| Task description |
Reproduce all of the material exactly as shown.

Stored data:
::::::::::

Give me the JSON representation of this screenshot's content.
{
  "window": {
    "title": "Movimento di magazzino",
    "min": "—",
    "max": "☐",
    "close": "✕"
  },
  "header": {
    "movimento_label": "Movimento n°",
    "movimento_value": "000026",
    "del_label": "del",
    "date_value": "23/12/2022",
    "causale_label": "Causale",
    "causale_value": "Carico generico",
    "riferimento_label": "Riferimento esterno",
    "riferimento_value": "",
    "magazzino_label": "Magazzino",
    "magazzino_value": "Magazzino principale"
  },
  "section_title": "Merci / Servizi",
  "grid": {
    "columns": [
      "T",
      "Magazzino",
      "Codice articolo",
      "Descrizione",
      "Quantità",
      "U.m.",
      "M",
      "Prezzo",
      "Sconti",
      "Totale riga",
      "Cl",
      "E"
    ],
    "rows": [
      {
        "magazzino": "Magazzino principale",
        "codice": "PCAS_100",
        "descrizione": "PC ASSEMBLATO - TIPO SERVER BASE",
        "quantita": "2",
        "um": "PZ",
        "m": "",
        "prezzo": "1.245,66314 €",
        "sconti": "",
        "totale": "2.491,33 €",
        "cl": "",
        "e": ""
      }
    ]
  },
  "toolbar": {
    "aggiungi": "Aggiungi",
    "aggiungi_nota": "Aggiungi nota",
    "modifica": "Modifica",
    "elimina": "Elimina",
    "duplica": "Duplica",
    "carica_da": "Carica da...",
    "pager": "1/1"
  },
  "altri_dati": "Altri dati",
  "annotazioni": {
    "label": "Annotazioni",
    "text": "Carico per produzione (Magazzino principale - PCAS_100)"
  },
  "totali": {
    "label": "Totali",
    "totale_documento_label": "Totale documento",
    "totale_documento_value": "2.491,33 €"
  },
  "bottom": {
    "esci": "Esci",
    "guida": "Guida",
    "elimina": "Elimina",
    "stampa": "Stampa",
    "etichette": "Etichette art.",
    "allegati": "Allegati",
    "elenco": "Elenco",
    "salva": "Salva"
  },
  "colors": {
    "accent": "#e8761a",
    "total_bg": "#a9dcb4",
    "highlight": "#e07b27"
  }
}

::::::::::

| Task output |
Give me the JSON representation of this screenshot's content.
{
  "window": {
    "title": "Movimento di magazzino",
    "min": "—",
    "max": "☐",
    "close": "✕"
  },
  "header": {
    "movimento_label": "Movimento n°",
    "movimento_value": "000026",
    "del_label": "del",
    "date_value": "23/12/2022",
    "causale_label": "Causale",
    "causale_value": "Carico generico",
    "riferimento_label": "Riferimento esterno",
    "riferimento_value": "",
    "magazzino_label": "Magazzino",
    "magazzino_value": "Magazzino principale"
  },
  "section_title": "Merci / Servizi",
  "grid": {
    "columns": [
      "T",
      "Magazzino",
      "Codice articolo",
      "Descrizione",
      "Quantità",
      "U.m.",
      "M",
      "Prezzo",
      "Sconti",
      "Totale riga",
      "Cl",
      "E"
    ],
    "rows": [
      {
        "magazzino": "Magazzino principale",
        "codice": "PCAS_100",
        "descrizione": "PC ASSEMBLATO - TIPO SERVER BASE",
        "quantita": "2",
        "um": "PZ",
        "m": "",
        "prezzo": "1.245,66314 €",
        "sconti": "",
        "totale": "2.491,33 €",
        "cl": "",
        "e": ""
      }
    ]
  },
  "toolbar": {
    "aggiungi": "Aggiungi",
    "aggiungi_nota": "Aggiungi nota",
    "modifica": "Modifica",
    "elimina": "Elimina",
    "duplica": "Duplica",
    "carica_da": "Carica da...",
    "pager": "1/1"
  },
  "altri_dati": "Altri dati",
  "annotazioni": {
    "label": "Annotazioni",
    "text": "Carico per produzione (Magazzino principale - PCAS_100)"
  },
  "totali": {
    "label": "Totali",
    "totale_documento_label": "Totale documento",
    "totale_documento_value": "2.491,33 €"
  },
  "bottom": {
    "esci": "Esci",
    "guida": "Guida",
    "elimina": "Elimina",
    "stampa": "Stampa",
    "etichette": "Etichette art.",
    "allegati": "Allegati",
    "elenco": "Elenco",
    "salva": "Salva"
  },
  "colors": {
    "accent": "#e8761a",
    "total_bg": "#a9dcb4",
    "highlight": "#e07b27"
  }
}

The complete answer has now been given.